--- GOAL ---
Quote all of the entries word for word.

(Dataset listings of figures)
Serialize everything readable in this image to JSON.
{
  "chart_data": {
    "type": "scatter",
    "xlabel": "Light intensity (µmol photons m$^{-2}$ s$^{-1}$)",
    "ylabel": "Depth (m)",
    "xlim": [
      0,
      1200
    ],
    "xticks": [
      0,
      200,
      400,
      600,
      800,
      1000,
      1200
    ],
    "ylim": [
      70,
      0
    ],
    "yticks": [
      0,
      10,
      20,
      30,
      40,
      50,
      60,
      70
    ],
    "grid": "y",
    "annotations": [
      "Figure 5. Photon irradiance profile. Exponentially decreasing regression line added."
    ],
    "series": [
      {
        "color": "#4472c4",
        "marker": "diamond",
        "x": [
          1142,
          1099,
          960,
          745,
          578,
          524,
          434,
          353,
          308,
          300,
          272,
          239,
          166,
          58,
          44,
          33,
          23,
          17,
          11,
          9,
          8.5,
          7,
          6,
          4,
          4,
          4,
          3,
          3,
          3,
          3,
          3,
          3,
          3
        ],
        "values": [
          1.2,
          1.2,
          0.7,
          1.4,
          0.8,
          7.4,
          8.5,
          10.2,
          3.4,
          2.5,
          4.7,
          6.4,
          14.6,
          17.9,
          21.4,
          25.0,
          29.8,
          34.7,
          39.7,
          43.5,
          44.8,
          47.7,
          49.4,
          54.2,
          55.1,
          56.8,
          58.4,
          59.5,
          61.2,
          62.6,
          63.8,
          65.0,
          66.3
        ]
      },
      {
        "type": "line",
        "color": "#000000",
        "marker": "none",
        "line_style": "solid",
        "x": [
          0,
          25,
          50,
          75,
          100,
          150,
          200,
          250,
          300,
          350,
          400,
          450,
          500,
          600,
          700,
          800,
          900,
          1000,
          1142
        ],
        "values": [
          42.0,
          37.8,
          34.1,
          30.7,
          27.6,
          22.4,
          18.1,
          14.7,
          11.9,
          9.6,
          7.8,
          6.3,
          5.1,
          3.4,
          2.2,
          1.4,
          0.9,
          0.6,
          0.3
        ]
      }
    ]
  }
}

--- REPLY TO THE EXERCISE ---
Serialize everything readable in this image to JSON.
{
  "chart_data": {
    "type": "scatter",
    "xlabel": "Light intensity (µmol photons m$^{-2}$ s$^{-1}$)",
    "ylabel": "Depth (m)",
    "xlim": [
      0,
      1200
    ],
    "xticks": [
      0,
      200,
      400,
      600,
      800,
      1000,
      1200
    ],
    "ylim": [
      70,
      0
    ],
    "yticks": [
      0,
      10,
      20,
      30,
      40,
      50,
      60,
      70
    ],
    "grid": "y",
    "annotations": [
      "Figure 5. Photon irradiance profile. Exponentially decreasing regression line added."
    ],
    "series": [
      {
        "color": "#4472c4",
        "marker": "diamond",
        "x": [
          1142,
          1099,
          960,
          745,
          578,
          524,
          434,
          353,
          308,
          300,
          272,
          239,
          166,
          58,
          44,
          33,
          23,
          17,
          11,
          9,
          8.5,
          7,
          6,
          4,
          4,
          4,
          3,
          3,
          3,
          3,
          3,
          3,
          3
        ],
        "values": [
          1.2,
          1.2,
          0.7,
          1.4,
          0.8,
          7.4,
          8.5,
          10.2,
          3.4,
          2.5,
          4.7,
          6.4,
          14.6,
          17.9,
          21.4,
          25.0,
          29.8,
          34.7,
          39.7,
          43.5,
          44.8,
          47.7,
          49.4,
          54.2,
          55.1,
          56.8,
          58.4,
          59.5,
          61.2,
          62.6,
          63.8,
          65.0,
          66.3
        ]
      },
      {
        "type": "line",
        "color": "#000000",
        "marker": "none",
        "line_style": "solid",
        "x": [
          0,
          25,
          50,
          75,
          100,
          150,
          200,
          250,
          300,
          350,
          400,
          450,
          500,
          600,
          700,
          800,
          900,
          1000,
          1142
        ],
        "values": [
          42.0,
          37.8,
          34.1,
          30.7,
          27.6,
          22.4,
          18.1,
          14.7,
          11.9,
          9.6,
          7.8,
          6.3,
          5.1,
          3.4,
          2.2,
          1.4,
          0.9,
          0.6,
          0.3
        ]
      }
    ]
  }
}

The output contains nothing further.